**** Dataset excerpts ****
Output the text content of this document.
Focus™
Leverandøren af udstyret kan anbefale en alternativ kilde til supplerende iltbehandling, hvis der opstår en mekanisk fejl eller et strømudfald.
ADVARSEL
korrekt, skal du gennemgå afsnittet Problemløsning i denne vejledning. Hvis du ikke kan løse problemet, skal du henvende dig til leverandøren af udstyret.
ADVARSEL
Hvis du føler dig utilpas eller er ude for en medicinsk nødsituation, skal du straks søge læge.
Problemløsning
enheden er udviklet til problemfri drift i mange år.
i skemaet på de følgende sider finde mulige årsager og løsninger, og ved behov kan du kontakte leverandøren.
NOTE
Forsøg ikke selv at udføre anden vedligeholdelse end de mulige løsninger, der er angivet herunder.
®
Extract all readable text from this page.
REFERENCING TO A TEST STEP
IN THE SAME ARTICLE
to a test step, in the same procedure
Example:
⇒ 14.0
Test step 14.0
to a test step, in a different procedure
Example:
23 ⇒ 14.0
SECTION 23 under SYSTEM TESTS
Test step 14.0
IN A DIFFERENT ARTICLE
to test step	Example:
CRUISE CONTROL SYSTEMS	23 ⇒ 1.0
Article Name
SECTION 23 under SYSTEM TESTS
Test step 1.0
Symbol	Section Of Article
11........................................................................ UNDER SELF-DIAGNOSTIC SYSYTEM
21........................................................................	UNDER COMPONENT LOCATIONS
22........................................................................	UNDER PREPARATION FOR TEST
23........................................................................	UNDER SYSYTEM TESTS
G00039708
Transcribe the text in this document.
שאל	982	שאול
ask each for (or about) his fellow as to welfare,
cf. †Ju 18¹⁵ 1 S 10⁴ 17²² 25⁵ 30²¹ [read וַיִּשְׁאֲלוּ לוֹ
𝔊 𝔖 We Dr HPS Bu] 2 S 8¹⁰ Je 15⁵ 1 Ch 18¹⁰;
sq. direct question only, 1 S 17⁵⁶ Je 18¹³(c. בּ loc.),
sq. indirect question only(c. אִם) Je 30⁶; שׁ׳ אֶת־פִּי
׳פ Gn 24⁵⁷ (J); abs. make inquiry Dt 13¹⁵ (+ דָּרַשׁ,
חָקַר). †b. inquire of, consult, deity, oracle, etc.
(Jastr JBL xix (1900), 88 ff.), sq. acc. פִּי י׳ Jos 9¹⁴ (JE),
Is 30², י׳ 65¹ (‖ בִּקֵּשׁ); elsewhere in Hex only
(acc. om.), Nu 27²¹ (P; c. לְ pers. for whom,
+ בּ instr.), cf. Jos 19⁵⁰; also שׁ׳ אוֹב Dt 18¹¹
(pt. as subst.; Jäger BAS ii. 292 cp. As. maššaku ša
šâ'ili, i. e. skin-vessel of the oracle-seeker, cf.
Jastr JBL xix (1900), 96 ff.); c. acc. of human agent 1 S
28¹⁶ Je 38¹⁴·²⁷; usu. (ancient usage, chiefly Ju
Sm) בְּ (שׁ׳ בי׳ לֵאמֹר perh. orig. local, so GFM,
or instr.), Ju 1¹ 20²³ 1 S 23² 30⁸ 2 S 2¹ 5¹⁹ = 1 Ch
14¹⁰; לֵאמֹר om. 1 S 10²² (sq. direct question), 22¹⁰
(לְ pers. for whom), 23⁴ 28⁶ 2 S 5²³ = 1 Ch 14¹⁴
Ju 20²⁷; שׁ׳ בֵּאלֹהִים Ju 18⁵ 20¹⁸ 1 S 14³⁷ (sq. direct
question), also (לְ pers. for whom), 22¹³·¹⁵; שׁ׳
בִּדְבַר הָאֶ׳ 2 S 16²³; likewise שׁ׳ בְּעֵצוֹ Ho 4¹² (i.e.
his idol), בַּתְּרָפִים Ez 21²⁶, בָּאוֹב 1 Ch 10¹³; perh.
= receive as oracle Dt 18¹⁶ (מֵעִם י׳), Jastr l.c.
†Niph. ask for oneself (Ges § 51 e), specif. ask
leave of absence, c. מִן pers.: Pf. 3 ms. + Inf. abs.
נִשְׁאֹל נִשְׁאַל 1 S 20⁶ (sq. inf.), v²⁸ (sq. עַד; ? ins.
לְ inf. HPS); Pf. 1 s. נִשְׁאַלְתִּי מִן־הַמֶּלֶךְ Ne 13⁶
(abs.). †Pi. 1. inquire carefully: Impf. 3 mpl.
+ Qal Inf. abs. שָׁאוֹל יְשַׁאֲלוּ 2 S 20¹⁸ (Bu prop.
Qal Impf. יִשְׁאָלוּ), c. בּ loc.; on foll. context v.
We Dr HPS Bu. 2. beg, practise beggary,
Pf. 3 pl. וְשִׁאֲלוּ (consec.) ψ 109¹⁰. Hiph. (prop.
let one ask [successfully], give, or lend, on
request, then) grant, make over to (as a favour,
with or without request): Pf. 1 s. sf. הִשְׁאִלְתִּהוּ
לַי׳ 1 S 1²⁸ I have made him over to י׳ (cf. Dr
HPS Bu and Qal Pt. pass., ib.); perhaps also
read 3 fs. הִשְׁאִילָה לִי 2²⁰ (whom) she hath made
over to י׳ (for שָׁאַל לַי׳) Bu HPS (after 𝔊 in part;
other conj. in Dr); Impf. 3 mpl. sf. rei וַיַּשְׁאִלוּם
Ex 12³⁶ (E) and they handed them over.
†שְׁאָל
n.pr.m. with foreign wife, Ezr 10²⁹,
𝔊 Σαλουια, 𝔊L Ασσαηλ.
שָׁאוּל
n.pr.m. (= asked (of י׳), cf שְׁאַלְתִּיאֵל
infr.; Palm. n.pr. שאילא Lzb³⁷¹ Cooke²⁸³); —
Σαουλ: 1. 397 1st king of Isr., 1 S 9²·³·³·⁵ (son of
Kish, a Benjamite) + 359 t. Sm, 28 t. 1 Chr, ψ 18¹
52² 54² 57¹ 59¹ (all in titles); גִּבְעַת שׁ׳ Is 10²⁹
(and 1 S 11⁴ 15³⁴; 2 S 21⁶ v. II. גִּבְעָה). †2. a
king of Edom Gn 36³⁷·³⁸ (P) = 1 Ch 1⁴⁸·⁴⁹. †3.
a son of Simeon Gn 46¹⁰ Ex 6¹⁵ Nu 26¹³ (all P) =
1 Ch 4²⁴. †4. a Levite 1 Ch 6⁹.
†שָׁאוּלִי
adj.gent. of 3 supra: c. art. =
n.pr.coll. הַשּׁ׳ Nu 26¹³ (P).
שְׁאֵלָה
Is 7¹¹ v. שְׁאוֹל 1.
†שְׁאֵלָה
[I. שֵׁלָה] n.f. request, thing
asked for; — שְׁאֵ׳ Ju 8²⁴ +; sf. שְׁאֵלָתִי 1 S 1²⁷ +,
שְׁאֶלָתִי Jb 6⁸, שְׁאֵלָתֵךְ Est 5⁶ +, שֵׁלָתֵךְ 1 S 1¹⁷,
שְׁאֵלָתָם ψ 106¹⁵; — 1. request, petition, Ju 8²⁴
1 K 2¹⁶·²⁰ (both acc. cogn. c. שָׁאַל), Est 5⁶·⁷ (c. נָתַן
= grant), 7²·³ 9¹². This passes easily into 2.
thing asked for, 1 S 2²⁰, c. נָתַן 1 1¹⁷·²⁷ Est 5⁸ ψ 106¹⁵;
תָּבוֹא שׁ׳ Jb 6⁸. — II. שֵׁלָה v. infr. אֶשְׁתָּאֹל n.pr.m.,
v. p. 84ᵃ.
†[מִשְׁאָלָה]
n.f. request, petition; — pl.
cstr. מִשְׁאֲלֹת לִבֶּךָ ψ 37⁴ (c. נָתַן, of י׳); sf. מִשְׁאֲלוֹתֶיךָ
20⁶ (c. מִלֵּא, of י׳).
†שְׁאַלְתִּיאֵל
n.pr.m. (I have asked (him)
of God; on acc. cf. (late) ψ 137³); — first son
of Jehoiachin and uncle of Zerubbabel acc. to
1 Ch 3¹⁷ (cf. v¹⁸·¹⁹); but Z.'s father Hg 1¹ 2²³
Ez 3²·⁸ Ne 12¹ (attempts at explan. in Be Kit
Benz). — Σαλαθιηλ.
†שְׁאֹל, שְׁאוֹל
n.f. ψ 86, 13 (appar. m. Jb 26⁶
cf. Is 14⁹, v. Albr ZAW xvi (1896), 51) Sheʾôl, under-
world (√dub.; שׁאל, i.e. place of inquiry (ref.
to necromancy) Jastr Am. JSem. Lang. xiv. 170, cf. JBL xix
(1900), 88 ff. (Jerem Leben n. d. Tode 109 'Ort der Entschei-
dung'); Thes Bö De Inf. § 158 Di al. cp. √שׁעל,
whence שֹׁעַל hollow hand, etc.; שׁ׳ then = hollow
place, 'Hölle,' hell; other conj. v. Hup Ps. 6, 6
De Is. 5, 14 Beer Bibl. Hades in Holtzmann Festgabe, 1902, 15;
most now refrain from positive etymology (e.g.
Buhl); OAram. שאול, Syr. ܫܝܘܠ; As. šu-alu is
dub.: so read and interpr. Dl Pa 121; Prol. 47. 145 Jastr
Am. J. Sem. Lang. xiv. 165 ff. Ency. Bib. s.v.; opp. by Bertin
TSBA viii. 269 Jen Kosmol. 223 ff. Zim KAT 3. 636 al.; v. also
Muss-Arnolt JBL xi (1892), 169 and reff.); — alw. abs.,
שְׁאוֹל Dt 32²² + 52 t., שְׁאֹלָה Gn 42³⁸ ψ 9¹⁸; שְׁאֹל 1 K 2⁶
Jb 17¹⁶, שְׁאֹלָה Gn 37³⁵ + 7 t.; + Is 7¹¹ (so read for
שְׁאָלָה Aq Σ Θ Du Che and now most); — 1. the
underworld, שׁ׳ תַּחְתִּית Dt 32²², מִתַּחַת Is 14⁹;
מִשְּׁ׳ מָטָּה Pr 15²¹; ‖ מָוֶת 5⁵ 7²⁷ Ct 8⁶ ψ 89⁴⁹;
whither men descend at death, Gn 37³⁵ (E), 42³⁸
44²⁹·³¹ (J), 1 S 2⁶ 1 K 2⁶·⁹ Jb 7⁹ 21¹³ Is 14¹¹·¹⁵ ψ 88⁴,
****
Required task » Select and copy every line of the material that holds the string "document".

Result of the task »
Output the text content of this document.
Transcribe the text in this document.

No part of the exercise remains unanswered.